Given information:
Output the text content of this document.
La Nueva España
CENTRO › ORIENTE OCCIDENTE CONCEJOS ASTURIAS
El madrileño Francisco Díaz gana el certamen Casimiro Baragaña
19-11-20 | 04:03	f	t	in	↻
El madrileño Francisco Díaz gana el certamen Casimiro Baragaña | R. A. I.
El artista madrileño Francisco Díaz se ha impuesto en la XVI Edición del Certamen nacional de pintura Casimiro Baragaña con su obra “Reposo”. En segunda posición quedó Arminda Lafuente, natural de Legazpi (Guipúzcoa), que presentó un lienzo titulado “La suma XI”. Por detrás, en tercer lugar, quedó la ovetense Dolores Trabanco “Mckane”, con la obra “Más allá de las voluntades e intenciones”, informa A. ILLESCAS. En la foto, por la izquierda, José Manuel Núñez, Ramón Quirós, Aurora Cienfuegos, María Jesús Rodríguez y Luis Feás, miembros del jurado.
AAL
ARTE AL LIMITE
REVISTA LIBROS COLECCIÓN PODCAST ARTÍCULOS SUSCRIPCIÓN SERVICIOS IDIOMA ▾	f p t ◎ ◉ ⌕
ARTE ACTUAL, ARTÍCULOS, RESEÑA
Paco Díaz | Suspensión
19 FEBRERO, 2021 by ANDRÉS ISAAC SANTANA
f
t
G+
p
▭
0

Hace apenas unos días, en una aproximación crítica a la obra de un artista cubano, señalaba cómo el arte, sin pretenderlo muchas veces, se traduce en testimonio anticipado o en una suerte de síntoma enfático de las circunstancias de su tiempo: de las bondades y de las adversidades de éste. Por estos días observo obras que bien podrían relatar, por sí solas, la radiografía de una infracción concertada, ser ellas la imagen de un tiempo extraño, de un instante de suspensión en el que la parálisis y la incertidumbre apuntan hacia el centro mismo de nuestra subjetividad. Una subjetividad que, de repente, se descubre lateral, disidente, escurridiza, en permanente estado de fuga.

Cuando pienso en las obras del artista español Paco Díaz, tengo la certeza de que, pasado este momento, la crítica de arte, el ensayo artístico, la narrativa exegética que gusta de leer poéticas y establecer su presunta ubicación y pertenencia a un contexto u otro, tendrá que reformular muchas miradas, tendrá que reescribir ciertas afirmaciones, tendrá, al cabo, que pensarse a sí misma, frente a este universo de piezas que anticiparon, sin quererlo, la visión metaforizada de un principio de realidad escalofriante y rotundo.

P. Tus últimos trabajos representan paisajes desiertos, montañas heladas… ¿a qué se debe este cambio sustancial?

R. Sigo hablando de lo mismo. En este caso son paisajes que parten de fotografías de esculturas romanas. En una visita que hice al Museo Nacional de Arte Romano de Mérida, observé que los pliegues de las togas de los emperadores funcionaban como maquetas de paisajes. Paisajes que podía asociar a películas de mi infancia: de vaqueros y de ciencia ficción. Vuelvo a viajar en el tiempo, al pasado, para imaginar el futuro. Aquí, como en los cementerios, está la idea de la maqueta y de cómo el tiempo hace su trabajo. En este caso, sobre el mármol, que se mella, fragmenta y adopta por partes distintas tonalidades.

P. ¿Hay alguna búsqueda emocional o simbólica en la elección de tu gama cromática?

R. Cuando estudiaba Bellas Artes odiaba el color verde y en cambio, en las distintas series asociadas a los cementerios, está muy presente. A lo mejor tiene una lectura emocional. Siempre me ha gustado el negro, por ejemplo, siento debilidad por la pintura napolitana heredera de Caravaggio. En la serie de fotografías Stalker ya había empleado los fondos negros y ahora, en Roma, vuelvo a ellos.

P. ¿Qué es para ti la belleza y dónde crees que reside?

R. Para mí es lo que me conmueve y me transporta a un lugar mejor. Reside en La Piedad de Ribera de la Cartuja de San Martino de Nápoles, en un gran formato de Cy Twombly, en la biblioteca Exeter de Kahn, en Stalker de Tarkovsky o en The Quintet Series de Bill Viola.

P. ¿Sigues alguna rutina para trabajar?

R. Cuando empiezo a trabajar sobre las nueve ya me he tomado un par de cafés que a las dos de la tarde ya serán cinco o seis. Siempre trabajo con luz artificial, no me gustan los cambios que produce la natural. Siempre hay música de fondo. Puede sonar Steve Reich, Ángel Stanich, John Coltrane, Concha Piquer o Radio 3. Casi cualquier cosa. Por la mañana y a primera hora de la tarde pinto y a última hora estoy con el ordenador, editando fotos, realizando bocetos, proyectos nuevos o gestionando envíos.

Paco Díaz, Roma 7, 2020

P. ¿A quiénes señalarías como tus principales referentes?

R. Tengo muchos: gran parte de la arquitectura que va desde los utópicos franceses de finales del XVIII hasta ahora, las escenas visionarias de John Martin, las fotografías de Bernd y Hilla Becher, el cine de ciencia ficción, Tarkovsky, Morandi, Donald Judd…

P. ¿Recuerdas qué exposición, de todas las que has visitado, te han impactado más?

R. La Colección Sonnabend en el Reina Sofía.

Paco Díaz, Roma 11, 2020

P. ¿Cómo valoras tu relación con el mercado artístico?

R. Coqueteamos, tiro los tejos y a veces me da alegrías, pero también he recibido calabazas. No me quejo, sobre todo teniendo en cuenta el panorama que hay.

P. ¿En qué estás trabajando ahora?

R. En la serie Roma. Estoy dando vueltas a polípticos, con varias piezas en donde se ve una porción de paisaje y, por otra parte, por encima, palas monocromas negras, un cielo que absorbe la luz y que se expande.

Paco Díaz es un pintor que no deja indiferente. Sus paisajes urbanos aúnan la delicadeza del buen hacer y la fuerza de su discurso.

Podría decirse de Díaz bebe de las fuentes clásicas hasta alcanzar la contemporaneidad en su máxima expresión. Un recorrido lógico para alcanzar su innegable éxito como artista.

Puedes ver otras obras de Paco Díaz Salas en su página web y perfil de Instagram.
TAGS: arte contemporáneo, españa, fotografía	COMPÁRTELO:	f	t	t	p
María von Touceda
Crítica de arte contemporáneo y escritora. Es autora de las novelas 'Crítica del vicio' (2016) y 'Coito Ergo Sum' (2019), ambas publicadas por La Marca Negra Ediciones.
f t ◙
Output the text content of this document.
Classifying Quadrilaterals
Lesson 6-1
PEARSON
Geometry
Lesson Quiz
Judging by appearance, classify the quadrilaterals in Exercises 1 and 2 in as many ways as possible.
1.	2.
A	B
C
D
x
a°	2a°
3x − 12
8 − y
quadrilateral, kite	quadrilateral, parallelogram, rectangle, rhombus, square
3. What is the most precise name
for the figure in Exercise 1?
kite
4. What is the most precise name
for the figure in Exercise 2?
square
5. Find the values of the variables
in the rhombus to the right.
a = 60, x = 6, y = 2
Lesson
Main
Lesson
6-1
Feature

What you need to do: All of the entries above should be written out again exactly.

Finished answer:
Output the text content of this document.
La Nueva España
CENTRO › ORIENTE OCCIDENTE CONCEJOS ASTURIAS
El madrileño Francisco Díaz gana el certamen Casimiro Baragaña
19-11-20 | 04:03	f	t	in	↻
El madrileño Francisco Díaz gana el certamen Casimiro Baragaña | R. A. I.
El artista madrileño Francisco Díaz se ha impuesto en la XVI Edición del Certamen nacional de pintura Casimiro Baragaña con su obra “Reposo”. En segunda posición quedó Arminda Lafuente, natural de Legazpi (Guipúzcoa), que presentó un lienzo titulado “La suma XI”. Por detrás, en tercer lugar, quedó la ovetense Dolores Trabanco “Mckane”, con la obra “Más allá de las voluntades e intenciones”, informa A. ILLESCAS. En la foto, por la izquierda, José Manuel Núñez, Ramón Quirós, Aurora Cienfuegos, María Jesús Rodríguez y Luis Feás, miembros del jurado.
AAL
ARTE AL LIMITE
REVISTA LIBROS COLECCIÓN PODCAST ARTÍCULOS SUSCRIPCIÓN SERVICIOS IDIOMA ▾	f p t ◎ ◉ ⌕
ARTE ACTUAL, ARTÍCULOS, RESEÑA
Paco Díaz | Suspensión
19 FEBRERO, 2021 by ANDRÉS ISAAC SANTANA
f
t
G+
p
▭
0

Hace apenas unos días, en una aproximación crítica a la obra de un artista cubano, señalaba cómo el arte, sin pretenderlo muchas veces, se traduce en testimonio anticipado o en una suerte de síntoma enfático de las circunstancias de su tiempo: de las bondades y de las adversidades de éste. Por estos días observo obras que bien podrían relatar, por sí solas, la radiografía de una infracción concertada, ser ellas la imagen de un tiempo extraño, de un instante de suspensión en el que la parálisis y la incertidumbre apuntan hacia el centro mismo de nuestra subjetividad. Una subjetividad que, de repente, se descubre lateral, disidente, escurridiza, en permanente estado de fuga.

Cuando pienso en las obras del artista español Paco Díaz, tengo la certeza de que, pasado este momento, la crítica de arte, el ensayo artístico, la narrativa exegética que gusta de leer poéticas y establecer su presunta ubicación y pertenencia a un contexto u otro, tendrá que reformular muchas miradas, tendrá que reescribir ciertas afirmaciones, tendrá, al cabo, que pensarse a sí misma, frente a este universo de piezas que anticiparon, sin quererlo, la visión metaforizada de un principio de realidad escalofriante y rotundo.

P. Tus últimos trabajos representan paisajes desiertos, montañas heladas… ¿a qué se debe este cambio sustancial?

R. Sigo hablando de lo mismo. En este caso son paisajes que parten de fotografías de esculturas romanas. En una visita que hice al Museo Nacional de Arte Romano de Mérida, observé que los pliegues de las togas de los emperadores funcionaban como maquetas de paisajes. Paisajes que podía asociar a películas de mi infancia: de vaqueros y de ciencia ficción. Vuelvo a viajar en el tiempo, al pasado, para imaginar el futuro. Aquí, como en los cementerios, está la idea de la maqueta y de cómo el tiempo hace su trabajo. En este caso, sobre el mármol, que se mella, fragmenta y adopta por partes distintas tonalidades.

P. ¿Hay alguna búsqueda emocional o simbólica en la elección de tu gama cromática?

R. Cuando estudiaba Bellas Artes odiaba el color verde y en cambio, en las distintas series asociadas a los cementerios, está muy presente. A lo mejor tiene una lectura emocional. Siempre me ha gustado el negro, por ejemplo, siento debilidad por la pintura napolitana heredera de Caravaggio. En la serie de fotografías Stalker ya había empleado los fondos negros y ahora, en Roma, vuelvo a ellos.

P. ¿Qué es para ti la belleza y dónde crees que reside?

R. Para mí es lo que me conmueve y me transporta a un lugar mejor. Reside en La Piedad de Ribera de la Cartuja de San Martino de Nápoles, en un gran formato de Cy Twombly, en la biblioteca Exeter de Kahn, en Stalker de Tarkovsky o en The Quintet Series de Bill Viola.

P. ¿Sigues alguna rutina para trabajar?

R. Cuando empiezo a trabajar sobre las nueve ya me he tomado un par de cafés que a las dos de la tarde ya serán cinco o seis. Siempre trabajo con luz artificial, no me gustan los cambios que produce la natural. Siempre hay música de fondo. Puede sonar Steve Reich, Ángel Stanich, John Coltrane, Concha Piquer o Radio 3. Casi cualquier cosa. Por la mañana y a primera hora de la tarde pinto y a última hora estoy con el ordenador, editando fotos, realizando bocetos, proyectos nuevos o gestionando envíos.

Paco Díaz, Roma 7, 2020

P. ¿A quiénes señalarías como tus principales referentes?

R. Tengo muchos: gran parte de la arquitectura que va desde los utópicos franceses de finales del XVIII hasta ahora, las escenas visionarias de John Martin, las fotografías de Bernd y Hilla Becher, el cine de ciencia ficción, Tarkovsky, Morandi, Donald Judd…

P. ¿Recuerdas qué exposición, de todas las que has visitado, te han impactado más?

R. La Colección Sonnabend en el Reina Sofía.

Paco Díaz, Roma 11, 2020

P. ¿Cómo valoras tu relación con el mercado artístico?

R. Coqueteamos, tiro los tejos y a veces me da alegrías, pero también he recibido calabazas. No me quejo, sobre todo teniendo en cuenta el panorama que hay.

P. ¿En qué estás trabajando ahora?

R. En la serie Roma. Estoy dando vueltas a polípticos, con varias piezas en donde se ve una porción de paisaje y, por otra parte, por encima, palas monocromas negras, un cielo que absorbe la luz y que se expande.

Paco Díaz es un pintor que no deja indiferente. Sus paisajes urbanos aúnan la delicadeza del buen hacer y la fuerza de su discurso.

Podría decirse de Díaz bebe de las fuentes clásicas hasta alcanzar la contemporaneidad en su máxima expresión. Un recorrido lógico para alcanzar su innegable éxito como artista.

Puedes ver otras obras de Paco Díaz Salas en su página web y perfil de Instagram.
TAGS: arte contemporáneo, españa, fotografía	COMPÁRTELO:	f	t	t	p
María von Touceda
Crítica de arte contemporáneo y escritora. Es autora de las novelas 'Crítica del vicio' (2016) y 'Coito Ergo Sum' (2019), ambas publicadas por La Marca Negra Ediciones.
f t ◙
Output the text content of this document.
Classifying Quadrilaterals
Lesson 6-1
PEARSON
Geometry
Lesson Quiz
Judging by appearance, classify the quadrilaterals in Exercises 1 and 2 in as many ways as possible.
1.	2.
A	B
C
D
x
a°	2a°
3x − 12
8 − y
quadrilateral, kite	quadrilateral, parallelogram, rectangle, rhombus, square
3. What is the most precise name
for the figure in Exercise 1?
kite
4. What is the most precise name
for the figure in Exercise 2?
square
5. Find the values of the variables
in the rhombus to the right.
a = 60, x = 6, y = 2
Lesson
Main
Lesson
6-1
Feature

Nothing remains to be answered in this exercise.